Stated task: Drop the pictures, then extract the listing word for word.

(Data items)

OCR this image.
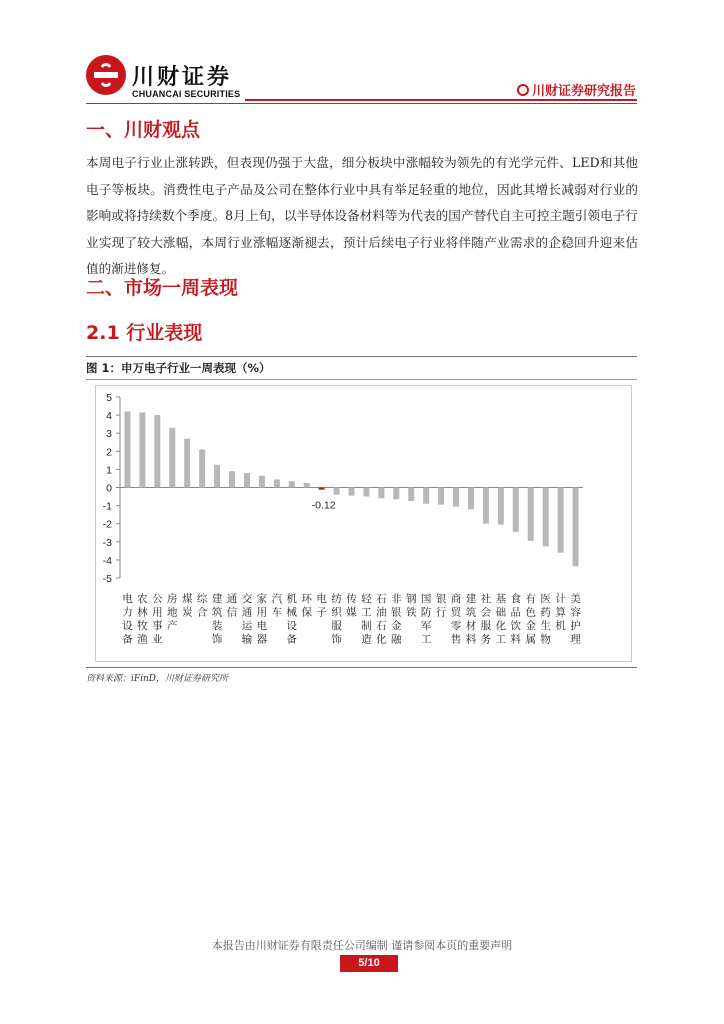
川财证券
CHUANCAI SECURITIES	川财证券研究报告
一、川财观点
本周电子行业止涨转跌，但表现仍强于大盘，细分板块中涨幅较为领先的有光学元件、LED和其他电子等板块。消费性电子产品及公司在整体行业中具有举足轻重的地位，因此其增长减弱对行业的影响或将持续数个季度。8月上旬，以半导体设备材料等为代表的国产替代自主可控主题引领电子行业实现了较大涨幅，本周行业涨幅逐渐褪去，预计后续电子行业将伴随产业需求的企稳回升迎来估值的渐进修复。
二、市场一周表现
2.1 行业表现
图 1：申万电子行业一周表现（%）
5
4
3
2
1
0
-1
-2
-3
-4
-5
电力设备
农林牧渔
公用事业
房地产
煤炭
综合
建筑装饰
通信
交通运输
家用电器
汽车
机械设备
环保
电子
纺织服饰
传媒
轻工制造
石油石化
非银金融
钢铁
国防军工
银行
商贸零售
建筑材料
社会服务
基础化工
食品饮料
有色金属
医药生物
计算机
美容护理
-0.12
资料来源：iFinD，川财证券研究所
本报告由川财证券有限责任公司编制 谨请参阅本页的重要声明
5/10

Result below:
OCR this image.
川财证券
CHUANCAI SECURITIES	川财证券研究报告
一、川财观点
本周电子行业止涨转跌，但表现仍强于大盘，细分板块中涨幅较为领先的有光学元件、LED和其他电子等板块。消费性电子产品及公司在整体行业中具有举足轻重的地位，因此其增长减弱对行业的影响或将持续数个季度。8月上旬，以半导体设备材料等为代表的国产替代自主可控主题引领电子行业实现了较大涨幅，本周行业涨幅逐渐褪去，预计后续电子行业将伴随产业需求的企稳回升迎来估值的渐进修复。
二、市场一周表现
2.1 行业表现
图 1：申万电子行业一周表现（%）
5
4
3
2
1
0
-1
-2
-3
-4
-5
电力设备
农林牧渔
公用事业
房地产
煤炭
综合
建筑装饰
通信
交通运输
家用电器
汽车
机械设备
环保
电子
纺织服饰
传媒
轻工制造
石油石化
非银金融
钢铁
国防军工
银行
商贸零售
建筑材料
社会服务
基础化工
食品饮料
有色金属
医药生物
计算机
美容护理
-0.12
资料来源：iFinD，川财证券研究所
本报告由川财证券有限责任公司编制 谨请参阅本页的重要声明
5/10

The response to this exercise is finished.